--- Begin ENTRIES ---

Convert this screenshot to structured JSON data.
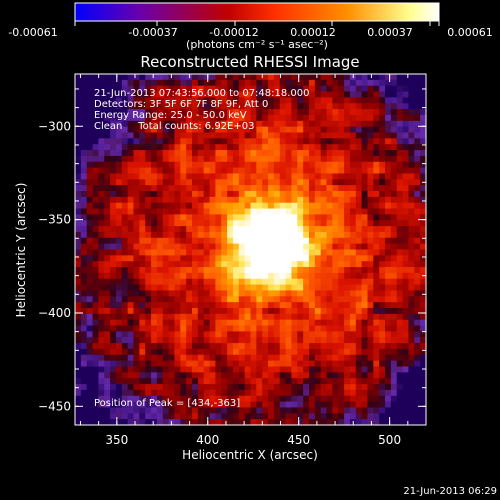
{
  "colorbar": {
    "ticks": [
      "-0.00061",
      "-0.00037",
      "-0.00012",
      "0.00012",
      "0.00037",
      "0.00061"
    ],
    "unit_label": "(photons cm⁻² s⁻¹ asec⁻²)",
    "colors": [
      "#0000ff",
      "#6a00aa",
      "#c00000",
      "#ff3000",
      "#ff9000",
      "#ffff90",
      "#ffffff"
    ]
  },
  "chart_data": {
    "type": "heatmap",
    "title": "Reconstructed RHESSI Image",
    "xlabel": "Heliocentric X (arcsec)",
    "ylabel": "Heliocentric Y (arcsec)",
    "xlim": [
      327,
      520
    ],
    "ylim": [
      -460,
      -272
    ],
    "xticks": [
      350,
      400,
      450,
      500
    ],
    "yticks": [
      -300,
      -350,
      -400,
      -450
    ],
    "peak": [
      434,
      -363
    ],
    "info_lines": [
      "21-Jun-2013 07:43:56.000 to 07:48:18.000",
      "Detectors: 3F 5F 6F 7F 8F 9F, Att 0",
      "Energy Range: 25.0 - 50.0 keV",
      "Clean     Total counts: 6.92E+03"
    ],
    "peak_label": "Position of Peak = [434,-363]"
  },
  "footer": {
    "timestamp": "21-Jun-2013 06:29"
  }
}
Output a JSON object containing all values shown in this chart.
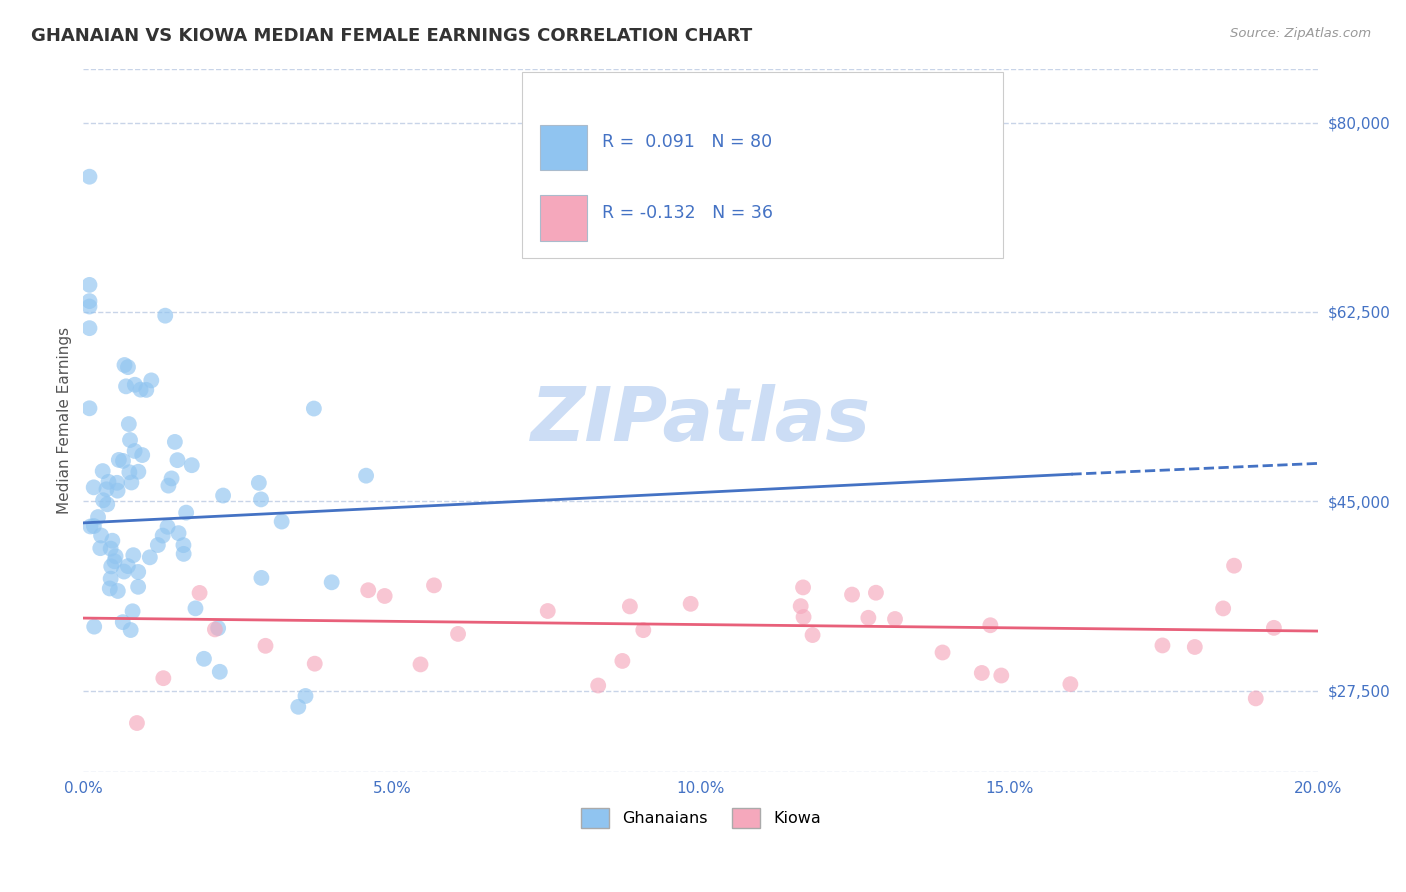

--- End ENTRIES ---

> _TO BE DONE_
All of the entries above should be duplicated exactly, except for the pictures.

> _SOLUTION TO THIS EXERCISE_
Convert this screenshot to structured JSON data.
{
  "colorbar": {
    "ticks": [
      "-0.00061",
      "-0.00037",
      "-0.00012",
      "0.00012",
      "0.00037",
      "0.00061"
    ],
    "unit_label": "(photons cm⁻² s⁻¹ asec⁻²)",
    "colors": [
      "#0000ff",
      "#6a00aa",
      "#c00000",
      "#ff3000",
      "#ff9000",
      "#ffff90",
      "#ffffff"
    ]
  },
  "chart_data": {
    "type": "heatmap",
    "title": "Reconstructed RHESSI Image",
    "xlabel": "Heliocentric X (arcsec)",
    "ylabel": "Heliocentric Y (arcsec)",
    "xlim": [
      327,
      520
    ],
    "ylim": [
      -460,
      -272
    ],
    "xticks": [
      350,
      400,
      450,
      500
    ],
    "yticks": [
      -300,
      -350,
      -400,
      -450
    ],
    "peak": [
      434,
      -363
    ],
    "info_lines": [
      "21-Jun-2013 07:43:56.000 to 07:48:18.000",
      "Detectors: 3F 5F 6F 7F 8F 9F, Att 0",
      "Energy Range: 25.0 - 50.0 keV",
      "Clean     Total counts: 6.92E+03"
    ],
    "peak_label": "Position of Peak = [434,-363]"
  },
  "footer": {
    "timestamp": "21-Jun-2013 06:29"
  }
}
Output a JSON object containing all values shown in this chart.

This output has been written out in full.